►

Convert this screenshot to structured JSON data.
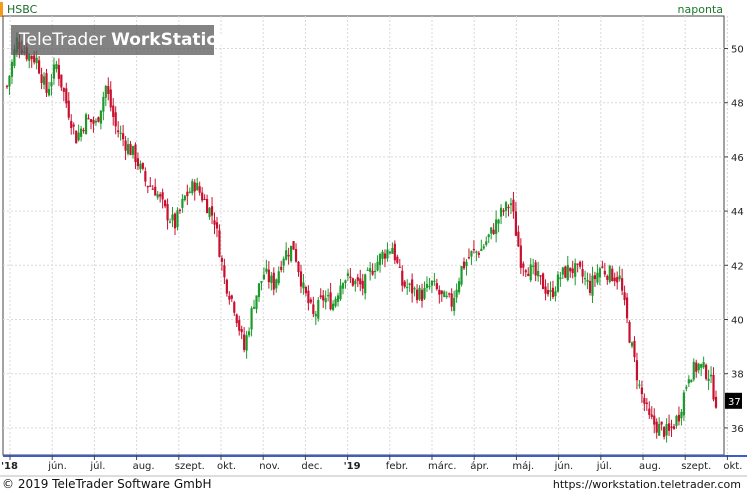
{
  "header": {
    "symbol": "HSBC",
    "period": "naponta",
    "logo_regular": "TeleTrader ",
    "logo_bold": "WorkStation"
  },
  "footer": {
    "copyright": "© 2019 TeleTrader Software GmbH",
    "url": "https://workstation.teletrader.com"
  },
  "colors": {
    "up": "#1e9a2d",
    "down": "#c8102e",
    "accent": "#f29b1d"
  },
  "chart_data": {
    "type": "candlestick",
    "ylim": [
      35,
      51.2
    ],
    "yticks": [
      "36",
      "38",
      "40",
      "42",
      "44",
      "46",
      "48",
      "50"
    ],
    "last_price": "37",
    "xticks": [
      {
        "label": "'18",
        "bold": true
      },
      {
        "label": "jún.",
        "bold": false
      },
      {
        "label": "júl.",
        "bold": false
      },
      {
        "label": "aug.",
        "bold": false
      },
      {
        "label": "szept.",
        "bold": false
      },
      {
        "label": "okt.",
        "bold": false
      },
      {
        "label": "nov.",
        "bold": false
      },
      {
        "label": "dec.",
        "bold": false
      },
      {
        "label": "'19",
        "bold": true
      },
      {
        "label": "febr.",
        "bold": false
      },
      {
        "label": "márc.",
        "bold": false
      },
      {
        "label": "ápr.",
        "bold": false
      },
      {
        "label": "máj.",
        "bold": false
      },
      {
        "label": "jún.",
        "bold": false
      },
      {
        "label": "júl.",
        "bold": false
      },
      {
        "label": "aug.",
        "bold": false
      },
      {
        "label": "szept.",
        "bold": false
      },
      {
        "label": "okt.",
        "bold": false
      }
    ],
    "close_path": [
      [
        0,
        48.6
      ],
      [
        4,
        50.3
      ],
      [
        8,
        49.8
      ],
      [
        12,
        49.6
      ],
      [
        16,
        48.4
      ],
      [
        20,
        49.4
      ],
      [
        24,
        48.0
      ],
      [
        28,
        46.7
      ],
      [
        32,
        47.4
      ],
      [
        36,
        47.2
      ],
      [
        40,
        48.6
      ],
      [
        44,
        47.1
      ],
      [
        48,
        46.5
      ],
      [
        52,
        46.0
      ],
      [
        56,
        45.1
      ],
      [
        60,
        44.8
      ],
      [
        64,
        44.0
      ],
      [
        68,
        43.5
      ],
      [
        72,
        44.5
      ],
      [
        76,
        45.0
      ],
      [
        80,
        44.4
      ],
      [
        84,
        43.7
      ],
      [
        88,
        41.5
      ],
      [
        92,
        40.5
      ],
      [
        96,
        38.9
      ],
      [
        100,
        40.7
      ],
      [
        104,
        41.7
      ],
      [
        108,
        41.3
      ],
      [
        112,
        42.4
      ],
      [
        116,
        42.7
      ],
      [
        120,
        41.1
      ],
      [
        124,
        40.1
      ],
      [
        128,
        40.8
      ],
      [
        132,
        40.6
      ],
      [
        136,
        41.6
      ],
      [
        140,
        41.4
      ],
      [
        144,
        41.2
      ],
      [
        148,
        41.9
      ],
      [
        152,
        42.4
      ],
      [
        156,
        42.7
      ],
      [
        160,
        41.3
      ],
      [
        164,
        41.1
      ],
      [
        168,
        40.9
      ],
      [
        172,
        41.3
      ],
      [
        176,
        40.8
      ],
      [
        180,
        40.6
      ],
      [
        184,
        41.9
      ],
      [
        188,
        42.4
      ],
      [
        192,
        42.6
      ],
      [
        196,
        43.2
      ],
      [
        200,
        43.9
      ],
      [
        204,
        44.3
      ],
      [
        208,
        42.2
      ],
      [
        212,
        41.8
      ],
      [
        216,
        41.4
      ],
      [
        220,
        40.9
      ],
      [
        224,
        41.6
      ],
      [
        228,
        41.9
      ],
      [
        232,
        41.7
      ],
      [
        236,
        41.2
      ],
      [
        240,
        41.9
      ],
      [
        244,
        41.7
      ],
      [
        248,
        41.5
      ],
      [
        252,
        39.4
      ],
      [
        256,
        37.5
      ],
      [
        260,
        36.3
      ],
      [
        264,
        36.0
      ],
      [
        268,
        35.8
      ],
      [
        272,
        36.5
      ],
      [
        276,
        38.0
      ],
      [
        280,
        38.3
      ],
      [
        284,
        38.0
      ],
      [
        287,
        37.0
      ]
    ]
  }
}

◄

__The problem__.
Exclude the images and reproduce the remaining data exactly.

__Answer to this problem__.
Convert this screenshot to structured JSON data.
{
  "header": {
    "symbol": "HSBC",
    "period": "naponta",
    "logo_regular": "TeleTrader ",
    "logo_bold": "WorkStation"
  },
  "footer": {
    "copyright": "© 2019 TeleTrader Software GmbH",
    "url": "https://workstation.teletrader.com"
  },
  "colors": {
    "up": "#1e9a2d",
    "down": "#c8102e",
    "accent": "#f29b1d"
  },
  "chart_data": {
    "type": "candlestick",
    "ylim": [
      35,
      51.2
    ],
    "yticks": [
      "36",
      "38",
      "40",
      "42",
      "44",
      "46",
      "48",
      "50"
    ],
    "last_price": "37",
    "xticks": [
      {
        "label": "'18",
        "bold": true
      },
      {
        "label": "jún.",
        "bold": false
      },
      {
        "label": "júl.",
        "bold": false
      },
      {
        "label": "aug.",
        "bold": false
      },
      {
        "label": "szept.",
        "bold": false
      },
      {
        "label": "okt.",
        "bold": false
      },
      {
        "label": "nov.",
        "bold": false
      },
      {
        "label": "dec.",
        "bold": false
      },
      {
        "label": "'19",
        "bold": true
      },
      {
        "label": "febr.",
        "bold": false
      },
      {
        "label": "márc.",
        "bold": false
      },
      {
        "label": "ápr.",
        "bold": false
      },
      {
        "label": "máj.",
        "bold": false
      },
      {
        "label": "jún.",
        "bold": false
      },
      {
        "label": "júl.",
        "bold": false
      },
      {
        "label": "aug.",
        "bold": false
      },
      {
        "label": "szept.",
        "bold": false
      },
      {
        "label": "okt.",
        "bold": false
      }
    ],
    "close_path": [
      [
        0,
        48.6
      ],
      [
        4,
        50.3
      ],
      [
        8,
        49.8
      ],
      [
        12,
        49.6
      ],
      [
        16,
        48.4
      ],
      [
        20,
        49.4
      ],
      [
        24,
        48.0
      ],
      [
        28,
        46.7
      ],
      [
        32,
        47.4
      ],
      [
        36,
        47.2
      ],
      [
        40,
        48.6
      ],
      [
        44,
        47.1
      ],
      [
        48,
        46.5
      ],
      [
        52,
        46.0
      ],
      [
        56,
        45.1
      ],
      [
        60,
        44.8
      ],
      [
        64,
        44.0
      ],
      [
        68,
        43.5
      ],
      [
        72,
        44.5
      ],
      [
        76,
        45.0
      ],
      [
        80,
        44.4
      ],
      [
        84,
        43.7
      ],
      [
        88,
        41.5
      ],
      [
        92,
        40.5
      ],
      [
        96,
        38.9
      ],
      [
        100,
        40.7
      ],
      [
        104,
        41.7
      ],
      [
        108,
        41.3
      ],
      [
        112,
        42.4
      ],
      [
        116,
        42.7
      ],
      [
        120,
        41.1
      ],
      [
        124,
        40.1
      ],
      [
        128,
        40.8
      ],
      [
        132,
        40.6
      ],
      [
        136,
        41.6
      ],
      [
        140,
        41.4
      ],
      [
        144,
        41.2
      ],
      [
        148,
        41.9
      ],
      [
        152,
        42.4
      ],
      [
        156,
        42.7
      ],
      [
        160,
        41.3
      ],
      [
        164,
        41.1
      ],
      [
        168,
        40.9
      ],
      [
        172,
        41.3
      ],
      [
        176,
        40.8
      ],
      [
        180,
        40.6
      ],
      [
        184,
        41.9
      ],
      [
        188,
        42.4
      ],
      [
        192,
        42.6
      ],
      [
        196,
        43.2
      ],
      [
        200,
        43.9
      ],
      [
        204,
        44.3
      ],
      [
        208,
        42.2
      ],
      [
        212,
        41.8
      ],
      [
        216,
        41.4
      ],
      [
        220,
        40.9
      ],
      [
        224,
        41.6
      ],
      [
        228,
        41.9
      ],
      [
        232,
        41.7
      ],
      [
        236,
        41.2
      ],
      [
        240,
        41.9
      ],
      [
        244,
        41.7
      ],
      [
        248,
        41.5
      ],
      [
        252,
        39.4
      ],
      [
        256,
        37.5
      ],
      [
        260,
        36.3
      ],
      [
        264,
        36.0
      ],
      [
        268,
        35.8
      ],
      [
        272,
        36.5
      ],
      [
        276,
        38.0
      ],
      [
        280,
        38.3
      ],
      [
        284,
        38.0
      ],
      [
        287,
        37.0
      ]
    ]
  }
}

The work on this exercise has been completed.